=== 引用文 ===
わたしゃお前に盛りつぶされ、あまり辛さの酔いざまし、風に吹かれているわいなあ。



おお、そんなら何か、そなたはあまり辛さの酔いざまし。あの、風に吹かれ・・・。
ムム、よう吹かれていやったのう。
時にかる、そもじに話したいことかあるが、何を言うても屋根越しの天の川では話しにならぬ。ちゃっと降りてはたもらぬか。



話したいとは、頼みたいことかえ。



まあそんなものじゃ。



そんなら廻って来やんしょう。



いや、段梯子へ廻ったら、仲居がとらえて酒にしよう。何ぞよい・・・
おお幸いここに九つ梯子、これをつとうて降りてたも。



小屋根にかければ、



おおこわ。こりゃいつもとは勝手が違うて、危ないわいなあ。



危ない怖いは昔のこと。今は三間ずつまたげても、赤膏薬もいらぬ年配。



阿呆言わんすな。したが何じゃやら船に乗ったようで怖いわいなあ。



道理で船玉様が見ゆるぞ。



覗かしゃんすな。



洞庭の秋の月を拝み奉る。



そのようなこと言うたら降りゃせぬぞえ。



降りずば降ろしてやろう。逆縁ながら。



後ろより抱き降ろし、



ときにかる、そもじは何ぞごろうじたか。



あい、・・・いいえ。



いや、見たであろう見たであろう。



何じゃやら、面白そうな文を。



あの、二階から。



あい。



残らず、読んだか。



おお、くど。



南無三。身の上の大事とこそはなりにけり。ぽうぽう。



何のこっちゃぞいなあ。



何のこととは、かる、古いが惚れた。女房になってはたもらぬか。



おかんせ、嘘じゃ。



嘘から出たまことでのうては根がとげぬ。応と言や応と言や。



言うまいぞえ。



そりゃまた、何故に。



お前の嘘から出たまことでのうて、まことから出た、みんな嘘、嘘。



嘘でない証拠、身請けしょう。



いえ、私には。
=== データ一覧 ===
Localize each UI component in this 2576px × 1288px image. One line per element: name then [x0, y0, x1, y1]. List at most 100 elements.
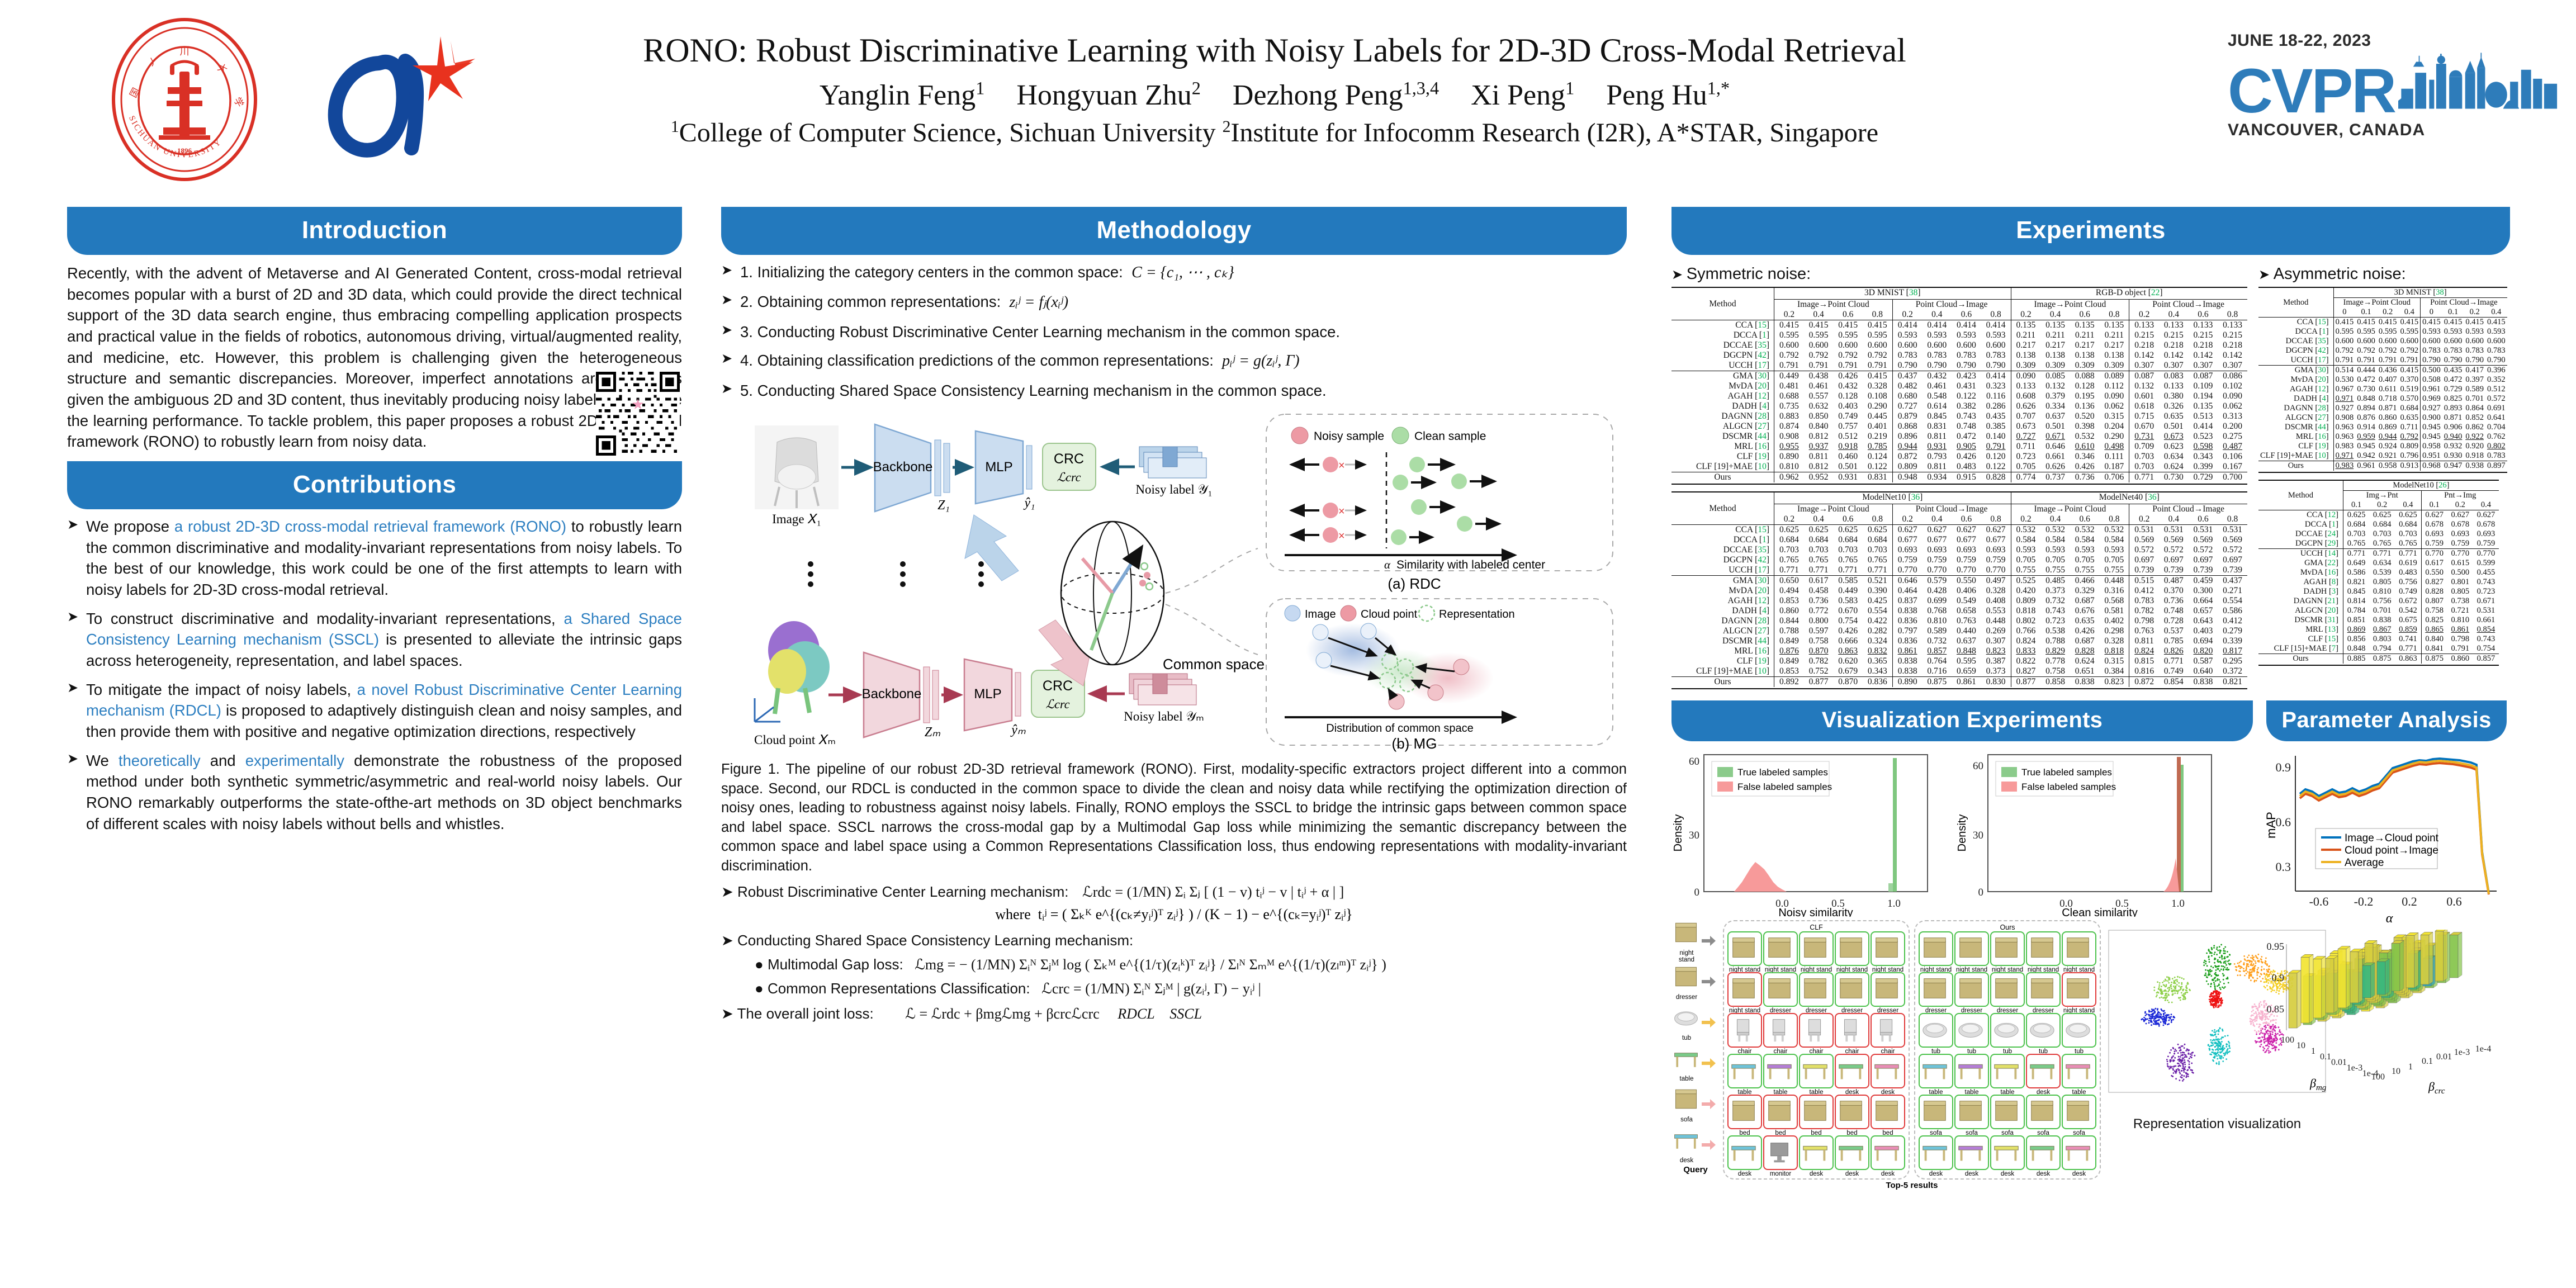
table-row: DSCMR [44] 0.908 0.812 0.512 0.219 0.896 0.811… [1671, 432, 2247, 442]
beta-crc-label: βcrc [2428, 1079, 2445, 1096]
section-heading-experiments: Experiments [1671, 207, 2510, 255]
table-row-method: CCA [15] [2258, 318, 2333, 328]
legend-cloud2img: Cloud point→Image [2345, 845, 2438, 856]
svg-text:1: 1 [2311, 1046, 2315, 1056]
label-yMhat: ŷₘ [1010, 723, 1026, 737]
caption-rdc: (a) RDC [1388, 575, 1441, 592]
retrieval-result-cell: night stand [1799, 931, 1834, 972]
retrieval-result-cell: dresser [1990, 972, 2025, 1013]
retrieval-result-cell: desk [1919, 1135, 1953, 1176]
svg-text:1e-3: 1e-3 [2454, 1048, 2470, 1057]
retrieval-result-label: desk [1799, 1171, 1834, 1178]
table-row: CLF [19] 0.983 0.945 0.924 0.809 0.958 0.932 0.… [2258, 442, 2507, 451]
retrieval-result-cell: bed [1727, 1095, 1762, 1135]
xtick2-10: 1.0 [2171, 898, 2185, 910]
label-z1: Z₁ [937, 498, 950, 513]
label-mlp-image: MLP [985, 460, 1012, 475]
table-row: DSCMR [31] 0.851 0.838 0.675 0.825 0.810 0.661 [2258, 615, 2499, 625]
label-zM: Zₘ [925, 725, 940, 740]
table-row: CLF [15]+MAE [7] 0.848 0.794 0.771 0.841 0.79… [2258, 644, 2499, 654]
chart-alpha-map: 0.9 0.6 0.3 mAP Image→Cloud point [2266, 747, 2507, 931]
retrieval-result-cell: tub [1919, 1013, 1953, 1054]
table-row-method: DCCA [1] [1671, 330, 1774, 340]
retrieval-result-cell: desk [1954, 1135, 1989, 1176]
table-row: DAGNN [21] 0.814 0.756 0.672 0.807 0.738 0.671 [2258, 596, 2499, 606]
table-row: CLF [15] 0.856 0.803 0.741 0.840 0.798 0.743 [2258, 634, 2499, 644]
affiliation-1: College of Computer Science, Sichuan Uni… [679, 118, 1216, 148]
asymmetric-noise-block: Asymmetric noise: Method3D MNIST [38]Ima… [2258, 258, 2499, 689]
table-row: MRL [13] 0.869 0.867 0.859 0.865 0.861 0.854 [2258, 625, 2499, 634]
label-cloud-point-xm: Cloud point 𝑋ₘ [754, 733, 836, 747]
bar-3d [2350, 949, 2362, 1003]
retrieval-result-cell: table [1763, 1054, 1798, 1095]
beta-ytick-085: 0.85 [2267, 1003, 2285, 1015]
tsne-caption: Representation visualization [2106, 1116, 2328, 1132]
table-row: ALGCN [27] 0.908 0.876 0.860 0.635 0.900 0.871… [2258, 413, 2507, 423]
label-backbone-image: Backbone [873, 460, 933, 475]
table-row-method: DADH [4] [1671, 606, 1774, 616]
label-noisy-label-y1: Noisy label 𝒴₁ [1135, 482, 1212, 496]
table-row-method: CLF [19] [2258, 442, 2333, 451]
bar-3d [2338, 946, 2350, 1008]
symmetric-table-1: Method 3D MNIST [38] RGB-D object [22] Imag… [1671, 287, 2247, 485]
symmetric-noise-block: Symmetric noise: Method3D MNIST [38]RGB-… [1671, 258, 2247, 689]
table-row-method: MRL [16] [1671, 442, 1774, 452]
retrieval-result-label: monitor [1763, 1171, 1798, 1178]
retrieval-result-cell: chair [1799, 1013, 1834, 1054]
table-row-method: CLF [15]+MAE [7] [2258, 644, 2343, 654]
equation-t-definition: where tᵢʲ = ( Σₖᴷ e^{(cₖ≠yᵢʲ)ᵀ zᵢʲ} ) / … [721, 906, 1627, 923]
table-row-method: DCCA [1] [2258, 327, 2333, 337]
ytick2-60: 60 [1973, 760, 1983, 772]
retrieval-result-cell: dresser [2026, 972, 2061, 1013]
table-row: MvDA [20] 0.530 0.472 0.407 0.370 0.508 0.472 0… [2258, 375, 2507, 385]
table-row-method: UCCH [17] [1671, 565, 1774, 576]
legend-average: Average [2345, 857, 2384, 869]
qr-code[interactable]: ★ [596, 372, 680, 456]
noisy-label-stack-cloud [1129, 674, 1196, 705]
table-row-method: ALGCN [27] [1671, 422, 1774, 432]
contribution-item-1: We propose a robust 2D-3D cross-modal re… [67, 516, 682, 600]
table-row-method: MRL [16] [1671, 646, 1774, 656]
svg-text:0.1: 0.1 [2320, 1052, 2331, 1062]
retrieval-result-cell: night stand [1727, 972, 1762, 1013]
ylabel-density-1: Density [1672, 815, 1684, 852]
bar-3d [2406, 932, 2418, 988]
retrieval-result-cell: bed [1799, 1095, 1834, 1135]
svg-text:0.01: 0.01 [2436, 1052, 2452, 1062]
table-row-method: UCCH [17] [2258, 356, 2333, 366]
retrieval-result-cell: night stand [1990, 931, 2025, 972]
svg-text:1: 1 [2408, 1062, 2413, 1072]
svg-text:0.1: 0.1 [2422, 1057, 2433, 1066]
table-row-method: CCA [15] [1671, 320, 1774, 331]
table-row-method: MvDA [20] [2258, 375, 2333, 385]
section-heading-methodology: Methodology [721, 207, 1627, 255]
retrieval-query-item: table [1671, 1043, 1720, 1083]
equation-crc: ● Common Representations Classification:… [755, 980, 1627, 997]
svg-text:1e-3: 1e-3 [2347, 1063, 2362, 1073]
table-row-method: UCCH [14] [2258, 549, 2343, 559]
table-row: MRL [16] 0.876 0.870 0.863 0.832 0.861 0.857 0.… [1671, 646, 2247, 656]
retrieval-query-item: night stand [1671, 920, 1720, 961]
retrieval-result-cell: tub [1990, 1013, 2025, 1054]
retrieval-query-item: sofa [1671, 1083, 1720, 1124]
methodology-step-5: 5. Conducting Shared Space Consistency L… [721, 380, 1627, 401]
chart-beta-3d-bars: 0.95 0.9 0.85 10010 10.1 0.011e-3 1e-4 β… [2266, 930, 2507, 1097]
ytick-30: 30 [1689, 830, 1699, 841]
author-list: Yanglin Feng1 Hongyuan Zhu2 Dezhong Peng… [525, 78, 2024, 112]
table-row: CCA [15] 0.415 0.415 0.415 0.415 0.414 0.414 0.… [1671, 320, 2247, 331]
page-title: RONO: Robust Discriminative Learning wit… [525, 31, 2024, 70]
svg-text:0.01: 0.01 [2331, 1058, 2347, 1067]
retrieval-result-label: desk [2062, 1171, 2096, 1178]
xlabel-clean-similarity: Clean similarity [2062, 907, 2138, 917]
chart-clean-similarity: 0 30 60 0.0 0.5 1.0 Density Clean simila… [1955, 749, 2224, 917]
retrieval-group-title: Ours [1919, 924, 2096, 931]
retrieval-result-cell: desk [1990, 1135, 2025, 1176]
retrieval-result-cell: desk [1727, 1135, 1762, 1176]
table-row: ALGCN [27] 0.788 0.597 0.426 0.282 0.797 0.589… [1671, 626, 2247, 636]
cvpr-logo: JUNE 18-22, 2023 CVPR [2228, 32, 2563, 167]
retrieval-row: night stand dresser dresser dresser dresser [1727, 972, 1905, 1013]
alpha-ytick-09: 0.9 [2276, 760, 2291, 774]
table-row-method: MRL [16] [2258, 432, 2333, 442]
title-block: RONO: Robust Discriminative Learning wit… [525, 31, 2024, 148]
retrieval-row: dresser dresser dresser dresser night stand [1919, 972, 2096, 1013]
===
▶ _課題 1_
引用文で、かるが降りるために小屋根にかけられた梯子は何と呼ばれているか。
▶ _課題 2_
引用文を、最後の台詞「いえ、私には。」の次から書き継いでください。
データは引用文とは関係がない。

▶ _回答 1_
九つ梯子。

▶ _回答 2_
いやいや、間夫があるなら添わせてやろ。暇が欲しくば暇やろう。
侍冥利、三日なりとも囲うたら、あとはそもじの勝手次第。



嬉しゅうござんす。と言わしておいて笑おうでの。



疑い深い奴ちゃなあ。そんなら今の間にあるじに金渡してくるほどに、
どこへも行ってはならぬぞよ。これ女房ども。



それもたった三日。



おお三日承知。



嬉しゅうござんす。



こりゃかる、この由良之助に請け出さるるが、それほどまでに嬉しいか。



あいなあ。



嬉しそうな顔わいやい。



世にも因果な者ならわしが身じゃ、可愛い男に幾世の思い、
ええ何じゃいなおかしゃんせ。



嬉しや嬉しや。嬉しいといえばこのことをととさんやかかさんへちっとも早よう、そうじゃそうじゃ。



忍び音に啼く小夜千鳥。



折に出でおう平右衛門



祗園の一カという茶屋だけあって賑やかなこったなあ。そこなお女中、ちとものをおたすね申します。この揚屋に山崎から来た、かるという女子がおる筈。ご存知なればどうぞお教えなされて下さりませ。



待って下さんせいなあ。わたしゃ今急ぎの用をしているほどに、そのようなことは、若い衆に聞いて下さんせいなあ。



たしかにこの家と聞き及びこうしてまいりました。実はな、その女子に会って言わねばならぬ大切な用事がござります。ご存知ならばお教えなされて下さりませ。この通りお頼み申します。



まあまあ待って下さんせ。何じゃいなあ。わたしが急ぎの用をしてしる傍で、お前がそのように頼む頼むとくどう言わしゃんすによって、それ見しゃんせ、頼む、頼むと書いてしもうたしゃないかいなあ。そんならこうしやしゃんせ。そこの廊下を行くと広い座敷があって、そこに大勢若い衆がいるほどに、そこへ行ってきいたらいっち早い・・・



や、わりゃ妹じゃないか。



あ、お前は兄さん、面目ないわいなあ。



なんの面目ねえことがあるものか。関東よりの戻りがけ、母者人に聞いてくわしく知った。お主のため、夫のため、よく売られた。でかしたでかした、でかしたなあ。



そんならお前、叱ってしゃないかえ。



なんの、叱っていいものか。兄はなあ、ほめているわえほめているわえ。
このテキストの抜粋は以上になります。